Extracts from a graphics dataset
***

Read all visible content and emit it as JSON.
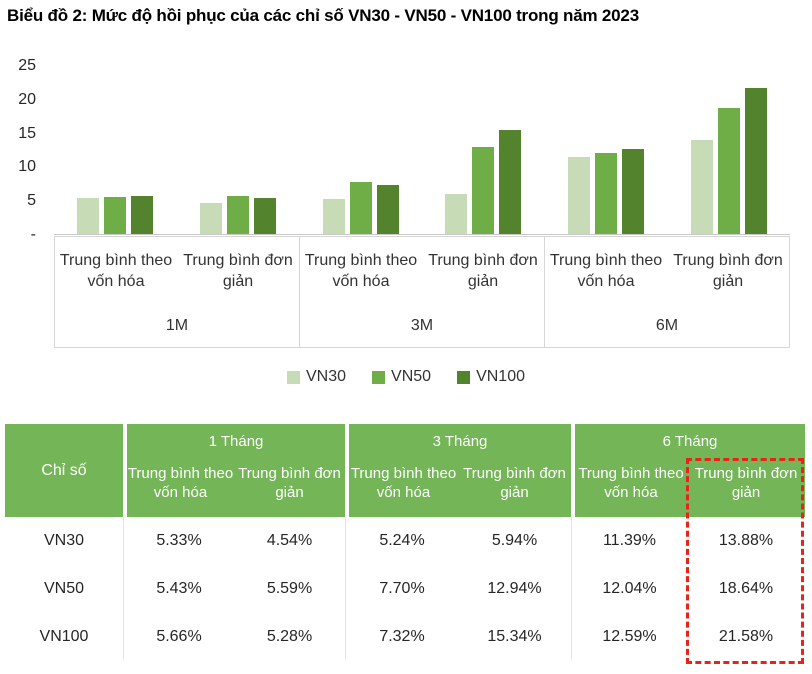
{
  "title": "Biểu đồ 2: Mức độ hồi phục của các chỉ số VN30 - VN50 - VN100 trong năm 2023",
  "chart_data": {
    "type": "bar",
    "title": "Mức độ hồi phục của các chỉ số VN30 - VN50 - VN100 trong năm 2023",
    "unit": "%",
    "ylim": [
      0,
      25
    ],
    "yticks": [
      "25",
      "20",
      "15",
      "10",
      "5",
      "-"
    ],
    "grid": false,
    "legend_position": "bottom",
    "series": [
      {
        "name": "VN30",
        "color": "#C6DBB6"
      },
      {
        "name": "VN50",
        "color": "#6FAE46"
      },
      {
        "name": "VN100",
        "color": "#54832D"
      }
    ],
    "periods": [
      {
        "label": "1M",
        "clusters": [
          {
            "label": "Trung bình theo vốn hóa",
            "values": [
              5.33,
              5.43,
              5.66
            ]
          },
          {
            "label": "Trung bình đơn giản",
            "values": [
              4.54,
              5.59,
              5.28
            ]
          }
        ]
      },
      {
        "label": "3M",
        "clusters": [
          {
            "label": "Trung bình theo vốn hóa",
            "values": [
              5.24,
              7.7,
              7.32
            ]
          },
          {
            "label": "Trung bình đơn giản",
            "values": [
              5.94,
              12.94,
              15.34
            ]
          }
        ]
      },
      {
        "label": "6M",
        "clusters": [
          {
            "label": "Trung bình theo vốn hóa",
            "values": [
              11.39,
              12.04,
              12.59
            ]
          },
          {
            "label": "Trung bình đơn giản",
            "values": [
              13.88,
              18.64,
              21.58
            ]
          }
        ]
      }
    ]
  },
  "table": {
    "index_header": "Chỉ số",
    "group_headers": [
      "1 Tháng",
      "3 Tháng",
      "6 Tháng"
    ],
    "sub_headers": [
      "Trung bình theo vốn hóa",
      "Trung bình đơn giản",
      "Trung bình theo vốn hóa",
      "Trung bình đơn giản",
      "Trung bình theo vốn hóa",
      "Trung bình đơn giản"
    ],
    "rows": [
      {
        "index": "VN30",
        "values": [
          "5.33%",
          "4.54%",
          "5.24%",
          "5.94%",
          "11.39%",
          "13.88%"
        ]
      },
      {
        "index": "VN50",
        "values": [
          "5.43%",
          "5.59%",
          "7.70%",
          "12.94%",
          "12.04%",
          "18.64%"
        ]
      },
      {
        "index": "VN100",
        "values": [
          "5.66%",
          "5.28%",
          "7.32%",
          "15.34%",
          "12.59%",
          "21.58%"
        ]
      }
    ],
    "header_color": "#74B657",
    "highlight_color": "#E8231A"
  }
}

***

## WORK TO COMPLETE
Leave the pictures out and print the records above exactly as they stand.

## EXERCISE SOLUTION
Read all visible content and emit it as JSON.
{
  "title": "Biểu đồ 2: Mức độ hồi phục của các chỉ số VN30 - VN50 - VN100 trong năm 2023",
  "chart_data": {
    "type": "bar",
    "title": "Mức độ hồi phục của các chỉ số VN30 - VN50 - VN100 trong năm 2023",
    "unit": "%",
    "ylim": [
      0,
      25
    ],
    "yticks": [
      "25",
      "20",
      "15",
      "10",
      "5",
      "-"
    ],
    "grid": false,
    "legend_position": "bottom",
    "series": [
      {
        "name": "VN30",
        "color": "#C6DBB6"
      },
      {
        "name": "VN50",
        "color": "#6FAE46"
      },
      {
        "name": "VN100",
        "color": "#54832D"
      }
    ],
    "periods": [
      {
        "label": "1M",
        "clusters": [
          {
            "label": "Trung bình theo vốn hóa",
            "values": [
              5.33,
              5.43,
              5.66
            ]
          },
          {
            "label": "Trung bình đơn giản",
            "values": [
              4.54,
              5.59,
              5.28
            ]
          }
        ]
      },
      {
        "label": "3M",
        "clusters": [
          {
            "label": "Trung bình theo vốn hóa",
            "values": [
              5.24,
              7.7,
              7.32
            ]
          },
          {
            "label": "Trung bình đơn giản",
            "values": [
              5.94,
              12.94,
              15.34
            ]
          }
        ]
      },
      {
        "label": "6M",
        "clusters": [
          {
            "label": "Trung bình theo vốn hóa",
            "values": [
              11.39,
              12.04,
              12.59
            ]
          },
          {
            "label": "Trung bình đơn giản",
            "values": [
              13.88,
              18.64,
              21.58
            ]
          }
        ]
      }
    ]
  },
  "table": {
    "index_header": "Chỉ số",
    "group_headers": [
      "1 Tháng",
      "3 Tháng",
      "6 Tháng"
    ],
    "sub_headers": [
      "Trung bình theo vốn hóa",
      "Trung bình đơn giản",
      "Trung bình theo vốn hóa",
      "Trung bình đơn giản",
      "Trung bình theo vốn hóa",
      "Trung bình đơn giản"
    ],
    "rows": [
      {
        "index": "VN30",
        "values": [
          "5.33%",
          "4.54%",
          "5.24%",
          "5.94%",
          "11.39%",
          "13.88%"
        ]
      },
      {
        "index": "VN50",
        "values": [
          "5.43%",
          "5.59%",
          "7.70%",
          "12.94%",
          "12.04%",
          "18.64%"
        ]
      },
      {
        "index": "VN100",
        "values": [
          "5.66%",
          "5.28%",
          "7.32%",
          "15.34%",
          "12.59%",
          "21.58%"
        ]
      }
    ],
    "header_color": "#74B657",
    "highlight_color": "#E8231A"
  }
}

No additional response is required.